[Stored data entries]
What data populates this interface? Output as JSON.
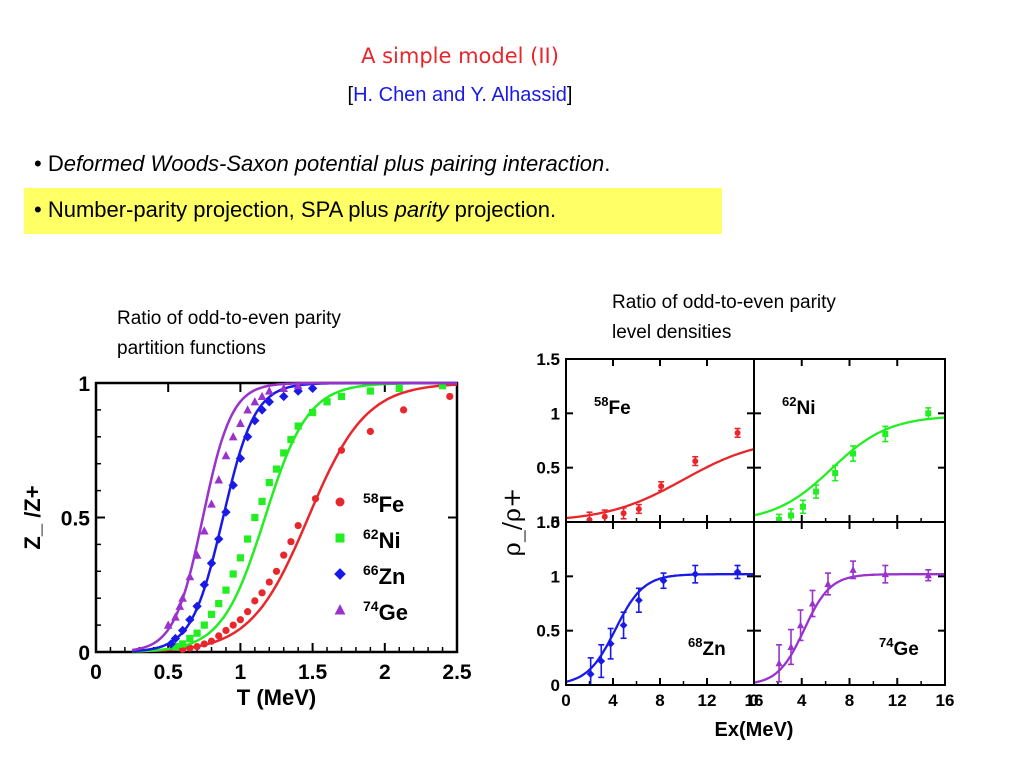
{
  "slide": {
    "title": "A simple model (II)",
    "authors_open": "[",
    "authors": "H. Chen and Y. Alhassid",
    "authors_close": "]",
    "bullet1_lead": "• D",
    "bullet1_italic": "eformed Woods-Saxon potential plus pairing interaction",
    "bullet1_end": ".",
    "bullet2_pre": "• Number-parity projection, SPA plus ",
    "bullet2_italic": "parity",
    "bullet2_post": " projection.",
    "caption_left_line1": "Ratio of odd-to-even parity",
    "caption_left_line2": "partition functions",
    "caption_right_line1": "Ratio of odd-to-even parity",
    "caption_right_line2": "level densities",
    "colors": {
      "title": "#e8262b",
      "authors": "#1a1ae6",
      "highlight": "#ffff66",
      "Fe": "#e8262b",
      "Ni": "#22ee22",
      "Zn": "#1a1ae6",
      "Ge": "#9933cc"
    }
  },
  "chart_data": [
    {
      "type": "scatter",
      "title": "",
      "xlabel": "T (MeV)",
      "ylabel": "Z_ /Z+",
      "xlim": [
        0,
        2.5
      ],
      "ylim": [
        0,
        1
      ],
      "xticks": [
        "0",
        "0.5",
        "1",
        "1.5",
        "2",
        "2.5"
      ],
      "yticks": [
        "0",
        "0.5",
        "1"
      ],
      "legend_position": "right",
      "series": [
        {
          "name": "58Fe",
          "mass": "58",
          "element": "Fe",
          "color": "#e8262b",
          "marker": "circle",
          "curve_mid": 1.47,
          "curve_width": 0.2,
          "points": [
            [
              0.6,
              0.01
            ],
            [
              0.65,
              0.015
            ],
            [
              0.7,
              0.02
            ],
            [
              0.75,
              0.03
            ],
            [
              0.8,
              0.04
            ],
            [
              0.85,
              0.06
            ],
            [
              0.9,
              0.08
            ],
            [
              0.95,
              0.1
            ],
            [
              1.0,
              0.12
            ],
            [
              1.05,
              0.15
            ],
            [
              1.1,
              0.19
            ],
            [
              1.15,
              0.22
            ],
            [
              1.2,
              0.26
            ],
            [
              1.25,
              0.3
            ],
            [
              1.3,
              0.36
            ],
            [
              1.35,
              0.41
            ],
            [
              1.4,
              0.47
            ],
            [
              1.52,
              0.57
            ],
            [
              1.7,
              0.75
            ],
            [
              1.9,
              0.82
            ],
            [
              2.13,
              0.9
            ],
            [
              2.45,
              0.95
            ]
          ]
        },
        {
          "name": "62Ni",
          "mass": "62",
          "element": "Ni",
          "color": "#22ee22",
          "marker": "square",
          "curve_mid": 1.17,
          "curve_width": 0.15,
          "points": [
            [
              0.55,
              0.02
            ],
            [
              0.6,
              0.03
            ],
            [
              0.65,
              0.05
            ],
            [
              0.7,
              0.07
            ],
            [
              0.75,
              0.1
            ],
            [
              0.8,
              0.14
            ],
            [
              0.85,
              0.18
            ],
            [
              0.9,
              0.23
            ],
            [
              0.95,
              0.29
            ],
            [
              1.0,
              0.35
            ],
            [
              1.05,
              0.42
            ],
            [
              1.1,
              0.5
            ],
            [
              1.15,
              0.56
            ],
            [
              1.2,
              0.63
            ],
            [
              1.25,
              0.68
            ],
            [
              1.3,
              0.74
            ],
            [
              1.35,
              0.79
            ],
            [
              1.4,
              0.84
            ],
            [
              1.5,
              0.89
            ],
            [
              1.6,
              0.93
            ],
            [
              1.7,
              0.95
            ],
            [
              1.9,
              0.97
            ],
            [
              2.1,
              0.98
            ],
            [
              2.4,
              0.99
            ]
          ]
        },
        {
          "name": "66Zn",
          "mass": "66",
          "element": "Zn",
          "color": "#1a1ae6",
          "marker": "diamond",
          "curve_mid": 0.88,
          "curve_width": 0.11,
          "points": [
            [
              0.52,
              0.03
            ],
            [
              0.55,
              0.05
            ],
            [
              0.6,
              0.08
            ],
            [
              0.65,
              0.12
            ],
            [
              0.7,
              0.17
            ],
            [
              0.75,
              0.25
            ],
            [
              0.8,
              0.33
            ],
            [
              0.85,
              0.42
            ],
            [
              0.9,
              0.52
            ],
            [
              0.95,
              0.62
            ],
            [
              1.0,
              0.72
            ],
            [
              1.05,
              0.8
            ],
            [
              1.1,
              0.86
            ],
            [
              1.15,
              0.9
            ],
            [
              1.2,
              0.93
            ],
            [
              1.3,
              0.95
            ],
            [
              1.4,
              0.97
            ],
            [
              1.5,
              0.98
            ]
          ]
        },
        {
          "name": "74Ge",
          "mass": "74",
          "element": "Ge",
          "color": "#9933cc",
          "marker": "triangle",
          "curve_mid": 0.74,
          "curve_width": 0.1,
          "points": [
            [
              0.5,
              0.1
            ],
            [
              0.55,
              0.13
            ],
            [
              0.58,
              0.17
            ],
            [
              0.6,
              0.2
            ],
            [
              0.65,
              0.28
            ],
            [
              0.7,
              0.36
            ],
            [
              0.75,
              0.45
            ],
            [
              0.8,
              0.55
            ],
            [
              0.85,
              0.64
            ],
            [
              0.9,
              0.73
            ],
            [
              0.95,
              0.8
            ],
            [
              1.0,
              0.85
            ],
            [
              1.05,
              0.9
            ],
            [
              1.1,
              0.93
            ],
            [
              1.15,
              0.95
            ],
            [
              1.2,
              0.97
            ],
            [
              1.3,
              0.98
            ],
            [
              1.4,
              0.99
            ]
          ]
        }
      ]
    },
    {
      "type": "scatter",
      "title": "",
      "xlabel": "Ex(MeV)",
      "ylabel": "ρ_/ρ+",
      "xlim": [
        0,
        16
      ],
      "ylim": [
        0,
        1.5
      ],
      "xticks": [
        "0",
        "4",
        "8",
        "12",
        "16"
      ],
      "yticks": [
        "0",
        "0.5",
        "1",
        "1.5"
      ],
      "panels": [
        {
          "nucleus": "58Fe",
          "mass": "58",
          "element": "Fe",
          "label_position": "top-left",
          "color": "#e8262b",
          "marker": "circle",
          "curve": {
            "A": 0.78,
            "mid": 10.0,
            "width": 3.3
          },
          "points": [
            [
              2.0,
              0.02,
              0.07
            ],
            [
              3.3,
              0.05,
              0.06
            ],
            [
              4.9,
              0.08,
              0.05
            ],
            [
              6.2,
              0.12,
              0.04
            ],
            [
              8.1,
              0.33,
              0.04
            ],
            [
              11.0,
              0.56,
              0.04
            ],
            [
              14.6,
              0.82,
              0.04
            ]
          ]
        },
        {
          "nucleus": "62Ni",
          "mass": "62",
          "element": "Ni",
          "label_position": "top-left",
          "color": "#22ee22",
          "marker": "square",
          "curve": {
            "A": 0.98,
            "mid": 6.5,
            "width": 2.4
          },
          "points": [
            [
              2.1,
              0.02,
              0.05
            ],
            [
              3.1,
              0.06,
              0.06
            ],
            [
              4.1,
              0.14,
              0.06
            ],
            [
              5.2,
              0.28,
              0.06
            ],
            [
              6.8,
              0.45,
              0.07
            ],
            [
              8.3,
              0.63,
              0.07
            ],
            [
              11.0,
              0.81,
              0.07
            ],
            [
              14.6,
              1.0,
              0.05
            ]
          ]
        },
        {
          "nucleus": "68Zn",
          "mass": "68",
          "element": "Zn",
          "label_position": "bottom-right",
          "color": "#1a1ae6",
          "marker": "diamond",
          "curve": {
            "A": 1.02,
            "mid": 4.2,
            "width": 1.2
          },
          "points": [
            [
              2.1,
              0.1,
              0.15
            ],
            [
              3.0,
              0.22,
              0.15
            ],
            [
              3.8,
              0.38,
              0.14
            ],
            [
              4.9,
              0.55,
              0.12
            ],
            [
              6.2,
              0.78,
              0.11
            ],
            [
              8.3,
              0.96,
              0.07
            ],
            [
              11.0,
              1.02,
              0.08
            ],
            [
              14.6,
              1.04,
              0.06
            ]
          ]
        },
        {
          "nucleus": "74Ge",
          "mass": "74",
          "element": "Ge",
          "label_position": "bottom-right",
          "color": "#9933cc",
          "marker": "triangle",
          "curve": {
            "A": 1.02,
            "mid": 4.2,
            "width": 1.1
          },
          "points": [
            [
              2.1,
              0.2,
              0.17
            ],
            [
              3.1,
              0.35,
              0.16
            ],
            [
              3.9,
              0.55,
              0.14
            ],
            [
              4.9,
              0.75,
              0.12
            ],
            [
              6.2,
              0.93,
              0.1
            ],
            [
              8.3,
              1.06,
              0.08
            ],
            [
              11.0,
              1.02,
              0.08
            ],
            [
              14.6,
              1.01,
              0.05
            ]
          ]
        }
      ]
    }
  ]
}
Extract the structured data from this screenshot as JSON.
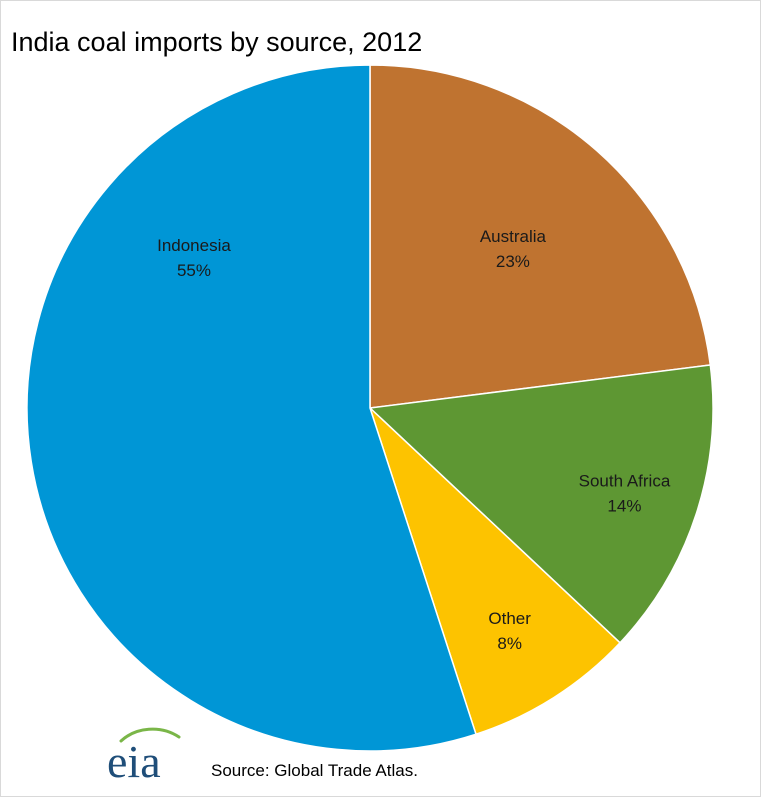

▶ **Your task**: Show every line that contains the word "parity".

▶ **Written reply**:
    "bullet2_pre": "• Number-parity projection, SPA plus ",
    "bullet2_italic": "parity",
    "caption_left_line1": "Ratio of odd-to-even parity",
    "caption_right_line1": "Ratio of odd-to-even parity",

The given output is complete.